**WHAT TO WORK ON**
Each line containing the word "菱形性质" needs to be copied.

+++ PROVIDED MATERIAL

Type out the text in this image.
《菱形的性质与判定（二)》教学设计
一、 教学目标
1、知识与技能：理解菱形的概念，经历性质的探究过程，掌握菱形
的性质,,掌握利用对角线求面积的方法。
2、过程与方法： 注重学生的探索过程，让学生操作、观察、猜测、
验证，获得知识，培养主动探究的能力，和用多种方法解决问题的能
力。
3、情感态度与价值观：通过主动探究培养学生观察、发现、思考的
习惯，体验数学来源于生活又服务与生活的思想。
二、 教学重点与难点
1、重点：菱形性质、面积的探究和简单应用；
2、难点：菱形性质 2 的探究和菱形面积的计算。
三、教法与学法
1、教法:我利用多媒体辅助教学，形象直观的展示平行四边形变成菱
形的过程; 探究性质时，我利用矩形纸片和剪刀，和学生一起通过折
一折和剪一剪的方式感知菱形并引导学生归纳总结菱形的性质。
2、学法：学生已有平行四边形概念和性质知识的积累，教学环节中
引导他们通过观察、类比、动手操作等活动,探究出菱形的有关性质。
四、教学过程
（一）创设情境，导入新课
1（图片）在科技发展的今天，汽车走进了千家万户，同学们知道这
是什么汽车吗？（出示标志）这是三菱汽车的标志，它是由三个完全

++++++

**CORRECT OUTPUT**
1、重点：菱形性质、面积的探究和简单应用；
2、难点：菱形性质 2 的探究和菱形面积的计算。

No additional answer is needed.